[Stored entries]
....

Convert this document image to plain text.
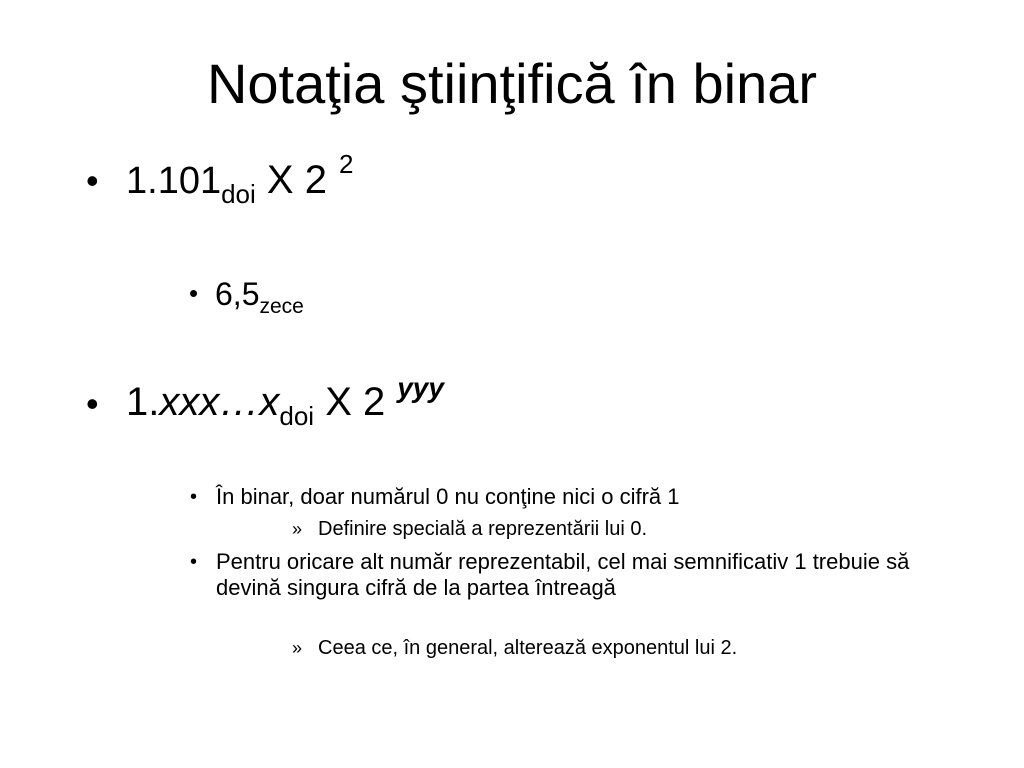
Notaţia ştiinţifică în binar
• $1.101_{doi}$ X 2 $^2$
• $6,5_{zece}$
• $1.xxx\dots x_{doi}$ X 2 $^{yyy}$
• În binar, doar numărul 0 nu conţine nici o cifră 1
» Definire specială a reprezentării lui 0.
• Pentru oricare alt număr reprezentabil, cel mai semnificativ 1 trebuie să devină singura cifră de la partea întreagă
» Ceea ce, în general, alterează exponentul lui 2.
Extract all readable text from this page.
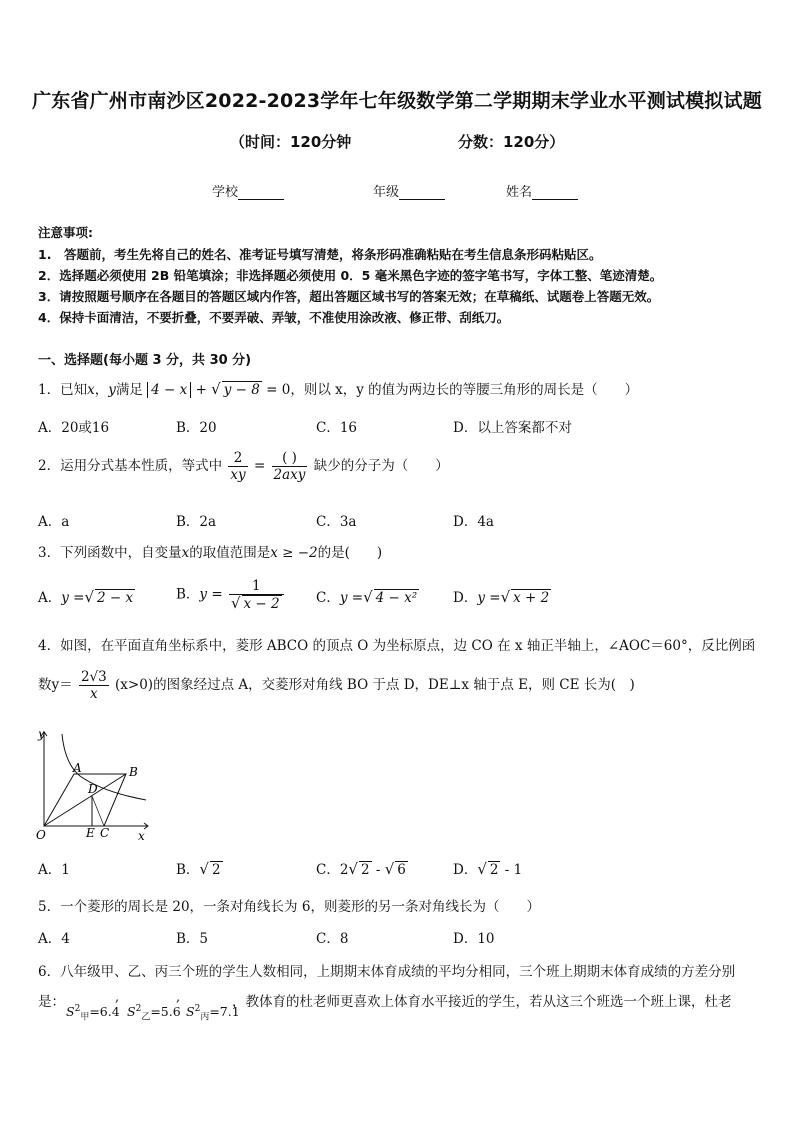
广东省广州市南沙区2022-2023学年七年级数学第二学期期末学业水平测试模拟试题
（时间：120分钟	分数：120分）
学校	年级	姓名
注意事项:
1.　答题前，考生先将自己的姓名、准考证号填写清楚，将条形码准确粘贴在考生信息条形码粘贴区。
2．选择题必须使用 2B 铅笔填涂；非选择题必须使用 0．5 毫米黑色字迹的签字笔书写，字体工整、笔迹清楚。
3．请按照题号顺序在各题目的答题区域内作答，超出答题区域书写的答案无效；在草稿纸、试题卷上答题无效。
4．保持卡面清洁，不要折叠，不要弄破、弄皱，不准使用涂改液、修正带、刮纸刀。
一、选择题(每小题 3 分，共 30 分)
1．已知x，y满足 4 − x + √ y − 8 = 0，则以 x，y 的值为两边长的等腰三角形的周长是（　　）
A．20或16	B．20	C．16	D．以上答案都不对
2．运用分式基本性质，等式中 $\frac{2}{xy} = \frac{( )}{\text{2axy}}$ 缺少的分子为（　　）
A．a	B．2a	C．3a	D．4a
3．下列函数中，自变量x的取值范围是x ≥ −2的是(　　)
A．y =√ 2 − x	B．$y = \frac{1}{√ x - 2}$ C．y =√ 4 − x²	D．y =√ x + 2
4．如图，在平面直角坐标系中，菱形 ABCO 的顶点 O 为坐标原点，边 CO 在 x 轴正半轴上，∠AOC＝60°，反比例函
数$y= \frac{2√3}{x} (x>0)$的图象经过点 A，交菱形对角线 BO 于点 D，DE⊥x 轴于点 E，则 CE 长为(　)
y
x
O
A	B
D
E C
A．1	B．√ 2	C．2√ 2 - √ 6	D．√ 2 - 1
5．一个菱形的周长是 20，一条对角线长为 6，则菱形的另一条对角线长为（　　）
A．4	B．5	C．8	D．10
6．八年级甲、乙、丙三个班的学生人数相同，上期期末体育成绩的平均分相同，三个班上期期末体育成绩的方差分别
是：	，教体育的杜老师更喜欢上体育水平接近的学生，若从这三个班选一个班上课，杜老
,	,
$S^2_甲=6.4$ $S^2_乙=5.6$ $S^2_丙=7.1$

....

◆ **WHAT THE TASK ASKS**
Copy the records word for word, leaving no picture in the copy.

◆ **WRITTEN SOLUTION**
Convert this document image to plain text.
Notaţia ştiinţifică în binar
• $1.101_{doi}$ X 2 $^2$
• $6,5_{zece}$
• $1.xxx\dots x_{doi}$ X 2 $^{yyy}$
• În binar, doar numărul 0 nu conţine nici o cifră 1
» Definire specială a reprezentării lui 0.
• Pentru oricare alt număr reprezentabil, cel mai semnificativ 1 trebuie să devină singura cifră de la partea întreagă
» Ceea ce, în general, alterează exponentul lui 2.
Extract all readable text from this page.
广东省广州市南沙区2022-2023学年七年级数学第二学期期末学业水平测试模拟试题
（时间：120分钟	分数：120分）
学校	年级	姓名
注意事项:
1.　答题前，考生先将自己的姓名、准考证号填写清楚，将条形码准确粘贴在考生信息条形码粘贴区。
2．选择题必须使用 2B 铅笔填涂；非选择题必须使用 0．5 毫米黑色字迹的签字笔书写，字体工整、笔迹清楚。
3．请按照题号顺序在各题目的答题区域内作答，超出答题区域书写的答案无效；在草稿纸、试题卷上答题无效。
4．保持卡面清洁，不要折叠，不要弄破、弄皱，不准使用涂改液、修正带、刮纸刀。
一、选择题(每小题 3 分，共 30 分)
1．已知x，y满足 4 − x + √ y − 8 = 0，则以 x，y 的值为两边长的等腰三角形的周长是（　　）
A．20或16	B．20	C．16	D．以上答案都不对
2．运用分式基本性质，等式中 $\frac{2}{xy} = \frac{( )}{\text{2axy}}$ 缺少的分子为（　　）
A．a	B．2a	C．3a	D．4a
3．下列函数中，自变量x的取值范围是x ≥ −2的是(　　)
A．y =√ 2 − x	B．$y = \frac{1}{√ x - 2}$ C．y =√ 4 − x²	D．y =√ x + 2
4．如图，在平面直角坐标系中，菱形 ABCO 的顶点 O 为坐标原点，边 CO 在 x 轴正半轴上，∠AOC＝60°，反比例函
数$y= \frac{2√3}{x} (x>0)$的图象经过点 A，交菱形对角线 BO 于点 D，DE⊥x 轴于点 E，则 CE 长为(　)
y
x
O
A	B
D
E C
A．1	B．√ 2	C．2√ 2 - √ 6	D．√ 2 - 1
5．一个菱形的周长是 20，一条对角线长为 6，则菱形的另一条对角线长为（　　）
A．4	B．5	C．8	D．10
6．八年级甲、乙、丙三个班的学生人数相同，上期期末体育成绩的平均分相同，三个班上期期末体育成绩的方差分别
是：	，教体育的杜老师更喜欢上体育水平接近的学生，若从这三个班选一个班上课，杜老
,	,
$S^2_甲=6.4$ $S^2_乙=5.6$ $S^2_丙=7.1$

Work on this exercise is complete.